▶ [EXERCISE DIRECTIONS]: Pick out every line in the listing below that includes the word "bounding" and copy each of those lines.

=-=-=

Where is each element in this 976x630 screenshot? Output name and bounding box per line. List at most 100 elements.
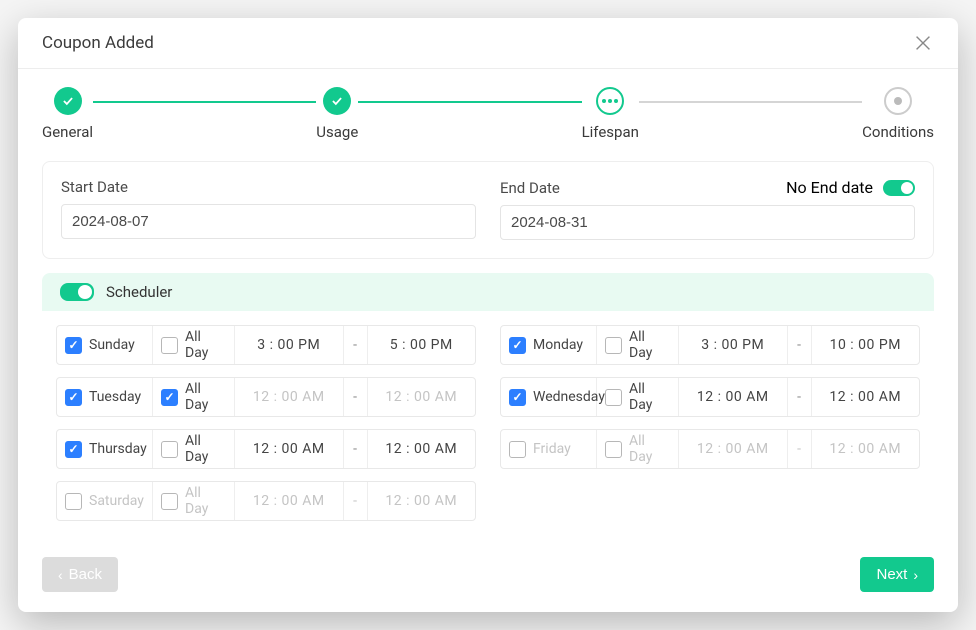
all-day-cell: All Day bbox=[153, 430, 235, 468]
all-day-checkbox[interactable] bbox=[161, 441, 178, 458]
all-day-label: All Day bbox=[185, 329, 226, 361]
day-row: Wednesday All Day 12 : 00 AM-12 : 00 AM bbox=[500, 377, 920, 417]
all-day-checkbox[interactable] bbox=[605, 337, 622, 354]
to-time[interactable]: 12 : 00 AM bbox=[812, 378, 920, 416]
day-enabled-checkbox[interactable] bbox=[509, 441, 526, 458]
step-connector bbox=[93, 101, 316, 103]
date-panel: Start Date End Date No End date bbox=[42, 161, 934, 259]
start-date-label: Start Date bbox=[61, 178, 476, 196]
day-enabled-checkbox[interactable] bbox=[65, 337, 82, 354]
from-time[interactable]: 12 : 00 AM bbox=[679, 430, 788, 468]
dots-icon bbox=[596, 87, 624, 115]
pending-icon bbox=[884, 87, 912, 115]
end-date-field: End Date No End date bbox=[500, 178, 915, 240]
time-dash: - bbox=[788, 378, 812, 416]
time-dash: - bbox=[344, 430, 368, 468]
from-time[interactable]: 12 : 00 AM bbox=[679, 378, 788, 416]
schedule-grid: SundayAll Day3 : 00 PM-5 : 00 PMMondayAl… bbox=[42, 311, 934, 535]
no-end-date-row: No End date bbox=[786, 178, 915, 197]
scheduler-toggle[interactable] bbox=[60, 283, 94, 301]
day-row: Thursday All Day 12 : 00 AM-12 : 00 AM bbox=[56, 429, 476, 469]
all-day-checkbox[interactable] bbox=[605, 389, 622, 406]
start-date-field: Start Date bbox=[61, 178, 476, 239]
from-time[interactable]: 3 : 00 PM bbox=[235, 326, 344, 364]
all-day-label: All Day bbox=[185, 433, 226, 465]
back-button-label: Back bbox=[69, 566, 102, 583]
time-dash: - bbox=[788, 430, 812, 468]
to-time[interactable]: 12 : 00 AM bbox=[368, 482, 476, 520]
to-time[interactable]: 12 : 00 AM bbox=[368, 378, 476, 416]
day-cell: Monday bbox=[501, 326, 597, 364]
from-time[interactable]: 12 : 00 AM bbox=[235, 482, 344, 520]
all-day-label: All Day bbox=[629, 433, 670, 465]
all-day-cell: All Day bbox=[153, 326, 235, 364]
step-label: Usage bbox=[316, 123, 358, 141]
wizard-stepper: General Usage Lifespan Conditions bbox=[18, 69, 958, 147]
day-cell: Wednesday bbox=[501, 378, 597, 416]
all-day-label: All Day bbox=[185, 381, 226, 413]
step-connector bbox=[358, 101, 581, 103]
step-conditions[interactable]: Conditions bbox=[862, 87, 934, 141]
day-row: MondayAll Day3 : 00 PM-10 : 00 PM bbox=[500, 325, 920, 365]
day-name: Thursday bbox=[89, 441, 147, 457]
day-name: Tuesday bbox=[89, 389, 141, 405]
all-day-label: All Day bbox=[629, 329, 670, 361]
next-button-label: Next bbox=[876, 566, 907, 583]
scheduler-header: Scheduler bbox=[42, 273, 934, 311]
day-enabled-checkbox[interactable] bbox=[509, 337, 526, 354]
to-time[interactable]: 12 : 00 AM bbox=[368, 430, 476, 468]
step-label: General bbox=[42, 123, 93, 141]
check-icon bbox=[54, 87, 82, 115]
day-row: FridayAll Day12 : 00 AM-12 : 00 AM bbox=[500, 429, 920, 469]
all-day-checkbox[interactable] bbox=[605, 441, 622, 458]
day-enabled-checkbox[interactable] bbox=[509, 389, 526, 406]
coupon-modal: Coupon Added General Usage Lifespan bbox=[18, 18, 958, 612]
all-day-label: All Day bbox=[629, 381, 670, 413]
day-enabled-checkbox[interactable] bbox=[65, 389, 82, 406]
modal-header: Coupon Added bbox=[18, 18, 958, 69]
chevron-right-icon: › bbox=[913, 567, 918, 583]
time-dash: - bbox=[344, 482, 368, 520]
step-usage[interactable]: Usage bbox=[316, 87, 358, 141]
day-row: Sunday All Day 3 : 00 PM-5 : 00 PM bbox=[56, 325, 476, 365]
chevron-left-icon: ‹ bbox=[58, 567, 63, 583]
day-name: Saturday bbox=[89, 493, 144, 509]
day-name: Sunday bbox=[89, 337, 135, 353]
step-connector bbox=[639, 101, 862, 103]
to-time[interactable]: 12 : 00 AM bbox=[812, 430, 920, 468]
scheduler-label: Scheduler bbox=[106, 283, 172, 301]
lifespan-panel: Start Date End Date No End date Schedule… bbox=[18, 147, 958, 551]
all-day-cell: All Day bbox=[597, 430, 679, 468]
start-date-input[interactable] bbox=[61, 204, 476, 239]
from-time[interactable]: 3 : 00 PM bbox=[679, 326, 788, 364]
next-button[interactable]: Next › bbox=[860, 557, 934, 592]
check-icon bbox=[323, 87, 351, 115]
step-general[interactable]: General bbox=[42, 87, 93, 141]
from-time[interactable]: 12 : 00 AM bbox=[235, 430, 344, 468]
end-date-label: End Date bbox=[500, 179, 560, 197]
no-end-date-toggle[interactable] bbox=[883, 180, 915, 196]
all-day-checkbox[interactable] bbox=[161, 389, 178, 406]
all-day-cell: All Day bbox=[153, 378, 235, 416]
day-cell: Saturday bbox=[57, 482, 153, 520]
time-dash: - bbox=[344, 378, 368, 416]
all-day-cell: All Day bbox=[153, 482, 235, 520]
step-label: Conditions bbox=[862, 123, 934, 141]
day-enabled-checkbox[interactable] bbox=[65, 493, 82, 510]
day-cell: Sunday bbox=[57, 326, 153, 364]
to-time[interactable]: 5 : 00 PM bbox=[368, 326, 476, 364]
day-name: Wednesday bbox=[533, 389, 605, 405]
end-date-input[interactable] bbox=[500, 205, 915, 240]
close-icon[interactable] bbox=[912, 32, 934, 54]
day-enabled-checkbox[interactable] bbox=[65, 441, 82, 458]
time-dash: - bbox=[344, 326, 368, 364]
all-day-checkbox[interactable] bbox=[161, 337, 178, 354]
step-lifespan[interactable]: Lifespan bbox=[582, 87, 639, 141]
day-cell: Thursday bbox=[57, 430, 153, 468]
from-time[interactable]: 12 : 00 AM bbox=[235, 378, 344, 416]
day-name: Monday bbox=[533, 337, 583, 353]
all-day-checkbox[interactable] bbox=[161, 493, 178, 510]
to-time[interactable]: 10 : 00 PM bbox=[812, 326, 920, 364]
no-end-date-label: No End date bbox=[786, 178, 873, 197]
back-button[interactable]: ‹ Back bbox=[42, 557, 118, 592]
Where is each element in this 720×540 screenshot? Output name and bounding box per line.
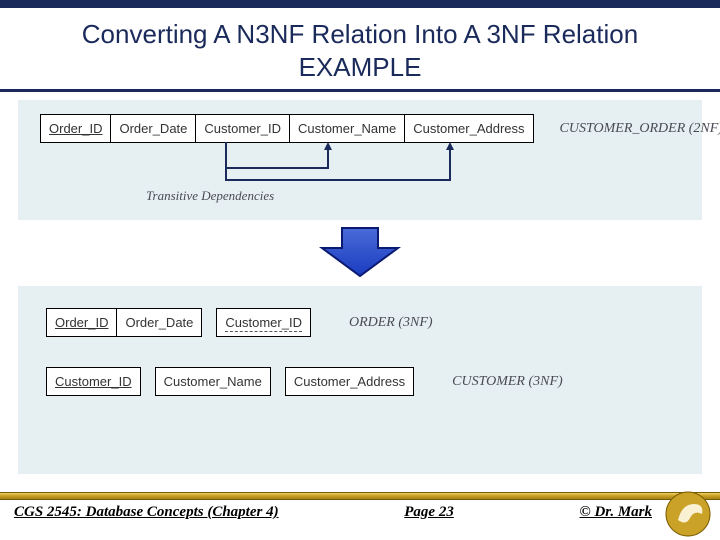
relation-label-customer-order: CUSTOMER_ORDER (2NF) [560,121,720,137]
footer-gold-stripe [0,492,720,500]
footer: CGS 2545: Database Concepts (Chapter 4) … [0,492,720,540]
relation-order: Order_ID Order_Date Customer_ID ORDER (3… [46,308,692,337]
relation-customer: Customer_ID Customer_Name Customer_Addre… [46,367,692,396]
col-customer-name: Customer_Name [155,367,271,396]
col-customer-id: Customer_ID [46,367,141,396]
col-order-date: Order_Date [117,308,202,337]
col-order-id: Order_ID [40,114,111,143]
top-accent-bar [0,0,720,8]
ucf-pegasus-logo-icon [664,490,712,538]
title-underline [0,89,720,92]
col-order-id: Order_ID [46,308,117,337]
slide-title: Converting A N3NF Relation Into A 3NF Re… [0,8,720,89]
col-text: Customer_ID [225,315,302,332]
panel-2nf: Order_ID Order_Date Customer_ID Customer… [18,100,702,220]
col-text: Customer_ID [55,374,132,389]
relation-customer-order: Order_ID Order_Date Customer_ID Customer… [40,114,692,143]
footer-right: © Dr. Mark [580,504,652,521]
transitive-dependencies-label: Transitive Dependencies [146,188,274,204]
footer-left: CGS 2545: Database Concepts (Chapter 4) [14,504,279,521]
col-customer-id-fk: Customer_ID [216,308,311,337]
relation-label-order: ORDER (3NF) [349,315,433,331]
col-customer-address: Customer_Address [405,114,533,143]
col-customer-id: Customer_ID [196,114,290,143]
panel-3nf: Order_ID Order_Date Customer_ID ORDER (3… [18,286,702,474]
col-text: Order_ID [55,315,108,330]
footer-center: Page 23 [404,504,454,521]
title-line-2: EXAMPLE [299,52,422,82]
title-line-1: Converting A N3NF Relation Into A 3NF Re… [82,19,638,49]
relation-label-customer: CUSTOMER (3NF) [452,374,563,390]
col-order-date: Order_Date [111,114,196,143]
col-customer-address: Customer_Address [285,367,414,396]
col-customer-name: Customer_Name [290,114,405,143]
col-text: Order_ID [49,121,102,136]
down-arrow-icon [318,226,402,278]
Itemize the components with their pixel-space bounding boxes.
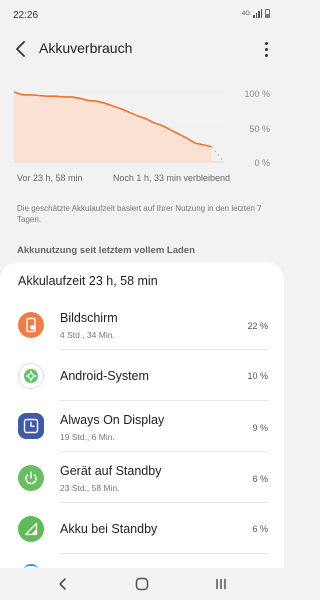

=-=-=

▶ [RESPONSE]:
Where is each element in this 976x630 screenshot? Output name and bounding box per line. List at most 100 elements.
Where is each element in this 720×540 screenshot? Output name and bounding box per line.
Itemize the components with their pixel-space bounding boxes.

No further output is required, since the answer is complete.